### [Your goal]
Collect every line that includes the string "你的性格中哪些特征匹配这个职业".

Stored entries
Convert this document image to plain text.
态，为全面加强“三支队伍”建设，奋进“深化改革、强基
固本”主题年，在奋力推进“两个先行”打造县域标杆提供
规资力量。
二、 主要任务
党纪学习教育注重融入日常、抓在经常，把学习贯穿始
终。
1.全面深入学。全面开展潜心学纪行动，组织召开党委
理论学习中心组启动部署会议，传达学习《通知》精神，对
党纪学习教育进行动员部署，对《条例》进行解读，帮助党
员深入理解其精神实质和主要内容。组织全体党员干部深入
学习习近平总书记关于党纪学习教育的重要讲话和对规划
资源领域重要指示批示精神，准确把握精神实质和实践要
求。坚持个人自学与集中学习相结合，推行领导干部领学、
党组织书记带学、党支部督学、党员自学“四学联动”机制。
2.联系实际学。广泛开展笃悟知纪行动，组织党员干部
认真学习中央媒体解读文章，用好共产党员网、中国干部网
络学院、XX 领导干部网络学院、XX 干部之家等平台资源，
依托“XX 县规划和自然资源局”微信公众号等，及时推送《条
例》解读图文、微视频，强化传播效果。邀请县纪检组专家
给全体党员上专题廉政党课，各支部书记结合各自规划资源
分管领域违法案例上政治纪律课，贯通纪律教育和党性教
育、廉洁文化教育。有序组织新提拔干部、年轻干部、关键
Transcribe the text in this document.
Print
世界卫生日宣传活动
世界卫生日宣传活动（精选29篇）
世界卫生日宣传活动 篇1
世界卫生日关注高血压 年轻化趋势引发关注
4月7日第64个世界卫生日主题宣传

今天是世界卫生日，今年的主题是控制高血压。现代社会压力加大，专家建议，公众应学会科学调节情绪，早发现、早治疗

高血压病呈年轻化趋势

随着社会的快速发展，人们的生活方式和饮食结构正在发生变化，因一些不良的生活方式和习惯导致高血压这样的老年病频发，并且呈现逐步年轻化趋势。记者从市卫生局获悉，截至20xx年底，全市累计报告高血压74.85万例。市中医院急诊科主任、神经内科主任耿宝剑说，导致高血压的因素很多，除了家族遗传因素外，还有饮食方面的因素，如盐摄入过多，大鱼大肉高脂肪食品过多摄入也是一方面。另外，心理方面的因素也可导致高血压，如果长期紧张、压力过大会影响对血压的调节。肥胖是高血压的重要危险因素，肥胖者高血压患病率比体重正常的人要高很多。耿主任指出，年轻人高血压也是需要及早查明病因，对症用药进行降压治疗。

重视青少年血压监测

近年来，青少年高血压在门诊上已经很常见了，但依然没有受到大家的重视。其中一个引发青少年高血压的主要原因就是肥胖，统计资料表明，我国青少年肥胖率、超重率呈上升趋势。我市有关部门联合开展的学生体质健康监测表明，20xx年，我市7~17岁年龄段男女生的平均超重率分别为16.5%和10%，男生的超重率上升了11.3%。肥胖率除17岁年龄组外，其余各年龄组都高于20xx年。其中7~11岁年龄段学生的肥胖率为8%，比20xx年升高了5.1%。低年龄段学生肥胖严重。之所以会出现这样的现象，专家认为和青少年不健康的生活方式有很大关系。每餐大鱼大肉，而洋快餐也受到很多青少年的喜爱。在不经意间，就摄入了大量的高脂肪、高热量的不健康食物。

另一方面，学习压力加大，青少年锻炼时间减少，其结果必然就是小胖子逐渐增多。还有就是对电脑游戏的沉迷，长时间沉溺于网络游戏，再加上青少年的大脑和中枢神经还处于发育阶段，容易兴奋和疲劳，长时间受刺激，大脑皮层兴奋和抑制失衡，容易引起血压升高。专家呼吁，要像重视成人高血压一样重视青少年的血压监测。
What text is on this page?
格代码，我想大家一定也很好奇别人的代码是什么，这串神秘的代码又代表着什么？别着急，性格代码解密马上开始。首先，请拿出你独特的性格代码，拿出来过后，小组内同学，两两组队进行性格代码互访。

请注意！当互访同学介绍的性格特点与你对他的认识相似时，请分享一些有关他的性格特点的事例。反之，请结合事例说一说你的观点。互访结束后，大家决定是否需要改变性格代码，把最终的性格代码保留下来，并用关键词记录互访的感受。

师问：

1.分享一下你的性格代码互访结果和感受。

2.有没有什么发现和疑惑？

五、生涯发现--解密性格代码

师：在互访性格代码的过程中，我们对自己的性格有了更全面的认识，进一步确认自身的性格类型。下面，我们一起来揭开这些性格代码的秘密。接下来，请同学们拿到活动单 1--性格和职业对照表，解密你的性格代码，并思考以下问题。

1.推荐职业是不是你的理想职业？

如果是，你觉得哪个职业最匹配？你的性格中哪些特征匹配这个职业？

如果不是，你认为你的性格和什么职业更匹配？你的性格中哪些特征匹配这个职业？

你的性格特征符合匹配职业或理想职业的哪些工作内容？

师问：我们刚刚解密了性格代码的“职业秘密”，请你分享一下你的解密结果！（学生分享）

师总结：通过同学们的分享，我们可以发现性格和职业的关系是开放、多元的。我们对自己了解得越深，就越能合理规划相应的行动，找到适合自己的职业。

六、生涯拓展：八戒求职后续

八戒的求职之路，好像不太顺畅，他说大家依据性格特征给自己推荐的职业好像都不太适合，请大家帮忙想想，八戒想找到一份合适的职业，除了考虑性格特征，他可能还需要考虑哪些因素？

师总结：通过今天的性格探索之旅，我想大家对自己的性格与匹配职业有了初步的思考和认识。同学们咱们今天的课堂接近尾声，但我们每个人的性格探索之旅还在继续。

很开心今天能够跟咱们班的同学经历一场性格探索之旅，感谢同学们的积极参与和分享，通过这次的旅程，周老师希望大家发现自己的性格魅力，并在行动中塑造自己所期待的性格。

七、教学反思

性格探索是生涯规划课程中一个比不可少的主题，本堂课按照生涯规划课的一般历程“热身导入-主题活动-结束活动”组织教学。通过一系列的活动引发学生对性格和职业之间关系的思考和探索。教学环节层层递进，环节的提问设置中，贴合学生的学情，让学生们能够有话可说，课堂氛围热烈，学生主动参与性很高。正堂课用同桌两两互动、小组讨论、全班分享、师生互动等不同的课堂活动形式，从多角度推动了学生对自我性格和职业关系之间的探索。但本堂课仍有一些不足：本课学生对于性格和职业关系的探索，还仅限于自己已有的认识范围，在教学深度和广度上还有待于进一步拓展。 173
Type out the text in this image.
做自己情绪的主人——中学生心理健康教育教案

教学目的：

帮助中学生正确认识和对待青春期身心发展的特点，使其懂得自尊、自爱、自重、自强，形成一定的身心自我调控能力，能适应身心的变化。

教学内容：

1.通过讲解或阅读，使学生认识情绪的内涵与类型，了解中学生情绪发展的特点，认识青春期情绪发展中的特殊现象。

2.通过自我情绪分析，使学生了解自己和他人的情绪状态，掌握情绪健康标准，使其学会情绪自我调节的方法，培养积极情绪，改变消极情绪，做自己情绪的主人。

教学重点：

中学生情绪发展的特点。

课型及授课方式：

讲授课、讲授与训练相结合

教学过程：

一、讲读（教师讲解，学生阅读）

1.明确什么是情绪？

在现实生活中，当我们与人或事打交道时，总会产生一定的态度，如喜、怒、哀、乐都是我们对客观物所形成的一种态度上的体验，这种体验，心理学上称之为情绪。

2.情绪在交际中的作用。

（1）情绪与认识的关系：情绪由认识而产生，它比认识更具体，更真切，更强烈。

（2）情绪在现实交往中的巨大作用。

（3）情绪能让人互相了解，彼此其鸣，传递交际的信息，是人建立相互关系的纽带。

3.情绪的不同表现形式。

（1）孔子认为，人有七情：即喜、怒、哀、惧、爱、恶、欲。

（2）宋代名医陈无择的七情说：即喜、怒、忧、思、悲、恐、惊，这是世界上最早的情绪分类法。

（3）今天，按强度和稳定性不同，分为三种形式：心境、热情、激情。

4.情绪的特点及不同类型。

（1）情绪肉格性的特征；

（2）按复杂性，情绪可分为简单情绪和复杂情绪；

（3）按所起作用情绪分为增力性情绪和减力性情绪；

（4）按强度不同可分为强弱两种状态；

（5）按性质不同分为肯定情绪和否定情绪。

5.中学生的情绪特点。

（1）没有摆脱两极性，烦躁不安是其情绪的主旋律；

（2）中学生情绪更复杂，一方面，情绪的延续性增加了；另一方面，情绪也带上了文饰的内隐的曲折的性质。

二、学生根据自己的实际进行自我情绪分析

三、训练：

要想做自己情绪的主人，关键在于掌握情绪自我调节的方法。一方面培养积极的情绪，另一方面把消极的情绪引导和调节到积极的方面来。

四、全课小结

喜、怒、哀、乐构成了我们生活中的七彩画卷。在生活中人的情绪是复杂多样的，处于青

### [Output of the task]
如果是，你觉得哪个职业最匹配？你的性格中哪些特征匹配这个职业？
如果不是，你认为你的性格和什么职业更匹配？你的性格中哪些特征匹配这个职业？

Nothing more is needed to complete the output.